====== Entries supplied

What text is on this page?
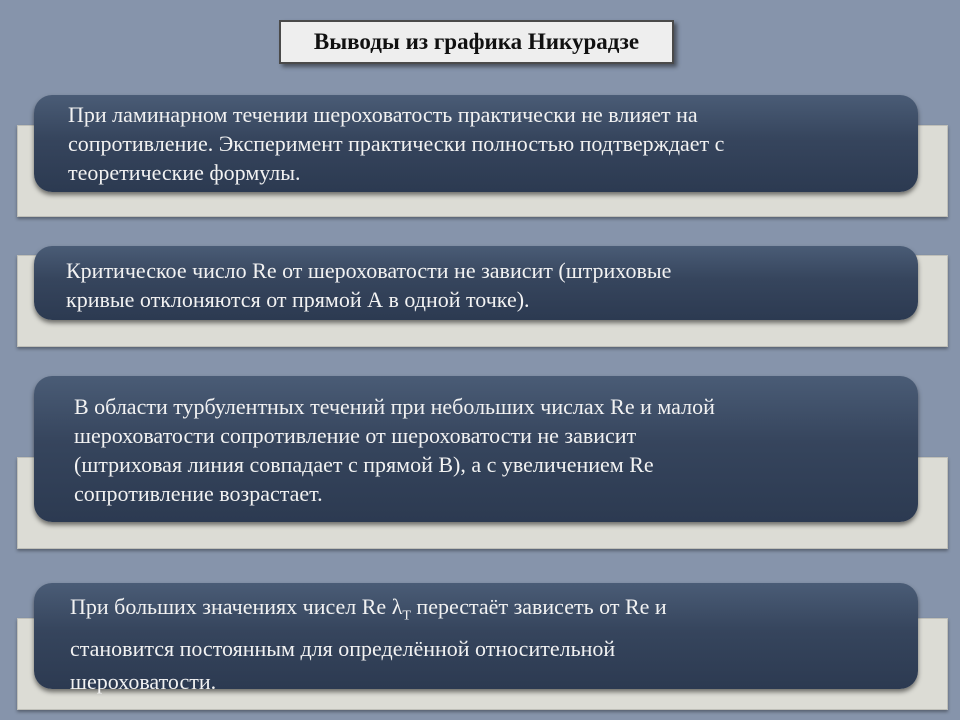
Выводы из графика Никурадзе
При ламинарном течении шероховатость практически не влияет на
сопротивление. Эксперимент практически полностью подтверждает с
теоретические формулы.
Критическое число Re от шероховатости не зависит (штриховые
кривые отклоняются от прямой А в одной точке).
В области турбулентных течений при небольших числах Re и малой
шероховатости сопротивление от шероховатости не зависит
(штриховая линия совпадает с прямой В), а с увеличением Re
сопротивление возрастает.
При больших значениях чисел Re $\lambda_Т$ перестаёт зависеть от Re и
становится постоянным для определённой относительной
шероховатости.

============

> _Problem_: Give an exact copy of the material, leaving out every picture.

> _Written answer_:
What text is on this page?
Выводы из графика Никурадзе
При ламинарном течении шероховатость практически не влияет на
сопротивление. Эксперимент практически полностью подтверждает с
теоретические формулы.
Критическое число Re от шероховатости не зависит (штриховые
кривые отклоняются от прямой А в одной точке).
В области турбулентных течений при небольших числах Re и малой
шероховатости сопротивление от шероховатости не зависит
(штриховая линия совпадает с прямой В), а с увеличением Re
сопротивление возрастает.
При больших значениях чисел Re $\lambda_Т$ перестаёт зависеть от Re и
становится постоянным для определённой относительной
шероховатости.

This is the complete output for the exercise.